ENTRIES —
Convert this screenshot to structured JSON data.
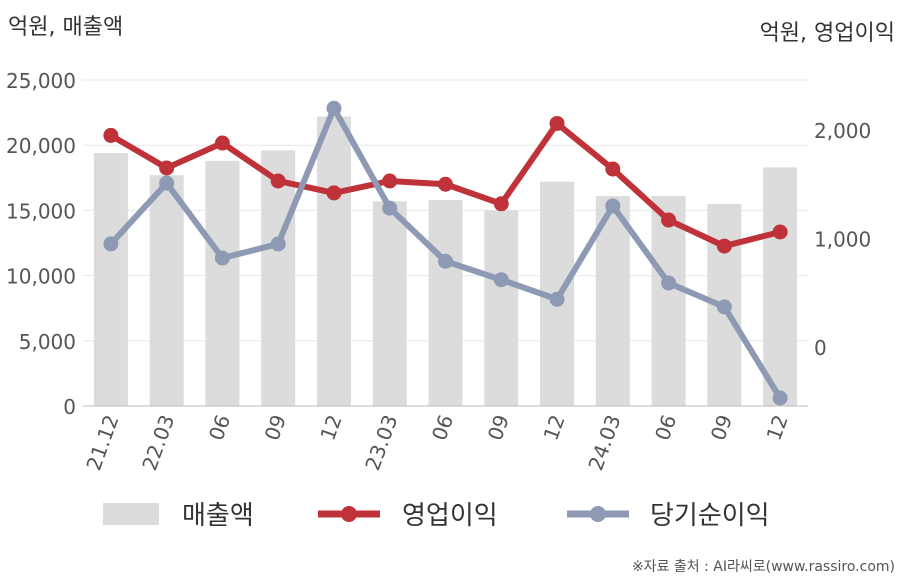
{
  "chart_data": {
    "type": "bar+line",
    "left_unit_label": "억원, 매출액",
    "right_unit_label": "억원, 영업이익",
    "categories": [
      "21.12",
      "22.03",
      "06",
      "09",
      "12",
      "23.03",
      "06",
      "09",
      "12",
      "24.03",
      "06",
      "09",
      "12"
    ],
    "left_axis": {
      "min": 0,
      "max": 25000,
      "ticks": [
        "0",
        "5,000",
        "10,000",
        "15,000",
        "20,000",
        "25,000"
      ]
    },
    "right_axis": {
      "ticks": [
        "0",
        "1,000",
        "2,000"
      ],
      "tick_values": [
        0,
        1000,
        2000
      ]
    },
    "bars": {
      "name": "매출액",
      "color": "#dcdcdc",
      "values": [
        19400,
        17700,
        18800,
        19600,
        22200,
        15700,
        15800,
        15000,
        17200,
        16100,
        16100,
        15500,
        18300
      ]
    },
    "series": [
      {
        "name": "영업이익",
        "axis": "right",
        "color": "#c0323a",
        "values": [
          1950,
          1650,
          1880,
          1530,
          1420,
          1530,
          1500,
          1320,
          2060,
          1640,
          1170,
          930,
          1060
        ]
      },
      {
        "name": "당기순이익",
        "axis": "right",
        "color": "#8e9ab3",
        "values": [
          950,
          1510,
          820,
          950,
          2200,
          1280,
          790,
          620,
          440,
          1300,
          590,
          370,
          -470
        ]
      }
    ],
    "grid": true,
    "legend_position": "bottom"
  },
  "source_note": "※자료 출처 : AI라씨로(www.rassiro.com)"
}
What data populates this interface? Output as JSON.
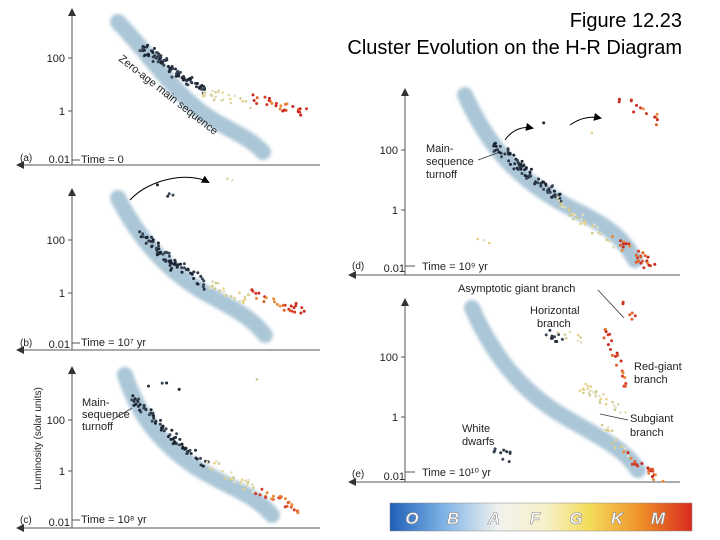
{
  "figure": {
    "title_line1": "Figure 12.23",
    "title_line2": "Cluster Evolution on the H-R Diagram"
  },
  "panels": [
    {
      "id": "a",
      "letter": "(a)",
      "time": "Time = 0",
      "ticks": [
        "100",
        "1",
        "0.01"
      ],
      "labels": [
        "Zero-age main sequence"
      ]
    },
    {
      "id": "b",
      "letter": "(b)",
      "time": "Time = 10⁷ yr",
      "ticks": [
        "100",
        "1",
        "0.01"
      ],
      "labels": []
    },
    {
      "id": "c",
      "letter": "(c)",
      "time": "Time = 10⁸ yr",
      "ticks": [
        "100",
        "1",
        "0.01"
      ],
      "labels": [
        "Main-",
        "sequence",
        "turnoff"
      ],
      "ylabel": "Luminosity (solar units)"
    },
    {
      "id": "d",
      "letter": "(d)",
      "time": "Time = 10⁹ yr",
      "ticks": [
        "100",
        "1",
        "0.01"
      ],
      "labels": [
        "Main-",
        "sequence",
        "turnoff"
      ]
    },
    {
      "id": "e",
      "letter": "(e)",
      "time": "Time = 10¹⁰ yr",
      "ticks": [
        "100",
        "1",
        "0.01"
      ],
      "labels": [
        "Asymptotic giant branch",
        "Horizontal",
        "branch",
        "Red-giant",
        "branch",
        "Subgiant",
        "branch",
        "White",
        "dwarfs"
      ]
    }
  ],
  "spectral_classes": [
    "O",
    "B",
    "A",
    "F",
    "G",
    "K",
    "M"
  ],
  "colors": {
    "main_sequence_band": "#8fb3c9",
    "hot_star": "#1a2a3a",
    "warm_star": "#d8d2a0",
    "cool_star": "#d8402a"
  }
}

REQUIRED TASK —
Make an exact copy of all the material, but keep the pictures out of it.

TASK SOLUTION —
Convert this screenshot to structured JSON data.
{
  "chart_data": {
    "type": "bar+line",
    "left_unit_label": "억원, 매출액",
    "right_unit_label": "억원, 영업이익",
    "categories": [
      "21.12",
      "22.03",
      "06",
      "09",
      "12",
      "23.03",
      "06",
      "09",
      "12",
      "24.03",
      "06",
      "09",
      "12"
    ],
    "left_axis": {
      "min": 0,
      "max": 25000,
      "ticks": [
        "0",
        "5,000",
        "10,000",
        "15,000",
        "20,000",
        "25,000"
      ]
    },
    "right_axis": {
      "ticks": [
        "0",
        "1,000",
        "2,000"
      ],
      "tick_values": [
        0,
        1000,
        2000
      ]
    },
    "bars": {
      "name": "매출액",
      "color": "#dcdcdc",
      "values": [
        19400,
        17700,
        18800,
        19600,
        22200,
        15700,
        15800,
        15000,
        17200,
        16100,
        16100,
        15500,
        18300
      ]
    },
    "series": [
      {
        "name": "영업이익",
        "axis": "right",
        "color": "#c0323a",
        "values": [
          1950,
          1650,
          1880,
          1530,
          1420,
          1530,
          1500,
          1320,
          2060,
          1640,
          1170,
          930,
          1060
        ]
      },
      {
        "name": "당기순이익",
        "axis": "right",
        "color": "#8e9ab3",
        "values": [
          950,
          1510,
          820,
          950,
          2200,
          1280,
          790,
          620,
          440,
          1300,
          590,
          370,
          -470
        ]
      }
    ],
    "grid": true,
    "legend_position": "bottom"
  },
  "source_note": "※자료 출처 : AI라씨로(www.rassiro.com)"
}
What data populates this interface? Output as JSON.
{
  "figure": {
    "title_line1": "Figure 12.23",
    "title_line2": "Cluster Evolution on the H-R Diagram"
  },
  "panels": [
    {
      "id": "a",
      "letter": "(a)",
      "time": "Time = 0",
      "ticks": [
        "100",
        "1",
        "0.01"
      ],
      "labels": [
        "Zero-age main sequence"
      ]
    },
    {
      "id": "b",
      "letter": "(b)",
      "time": "Time = 10⁷ yr",
      "ticks": [
        "100",
        "1",
        "0.01"
      ],
      "labels": []
    },
    {
      "id": "c",
      "letter": "(c)",
      "time": "Time = 10⁸ yr",
      "ticks": [
        "100",
        "1",
        "0.01"
      ],
      "labels": [
        "Main-",
        "sequence",
        "turnoff"
      ],
      "ylabel": "Luminosity (solar units)"
    },
    {
      "id": "d",
      "letter": "(d)",
      "time": "Time = 10⁹ yr",
      "ticks": [
        "100",
        "1",
        "0.01"
      ],
      "labels": [
        "Main-",
        "sequence",
        "turnoff"
      ]
    },
    {
      "id": "e",
      "letter": "(e)",
      "time": "Time = 10¹⁰ yr",
      "ticks": [
        "100",
        "1",
        "0.01"
      ],
      "labels": [
        "Asymptotic giant branch",
        "Horizontal",
        "branch",
        "Red-giant",
        "branch",
        "Subgiant",
        "branch",
        "White",
        "dwarfs"
      ]
    }
  ],
  "spectral_classes": [
    "O",
    "B",
    "A",
    "F",
    "G",
    "K",
    "M"
  ],
  "colors": {
    "main_sequence_band": "#8fb3c9",
    "hot_star": "#1a2a3a",
    "warm_star": "#d8d2a0",
    "cool_star": "#d8402a"
  }
}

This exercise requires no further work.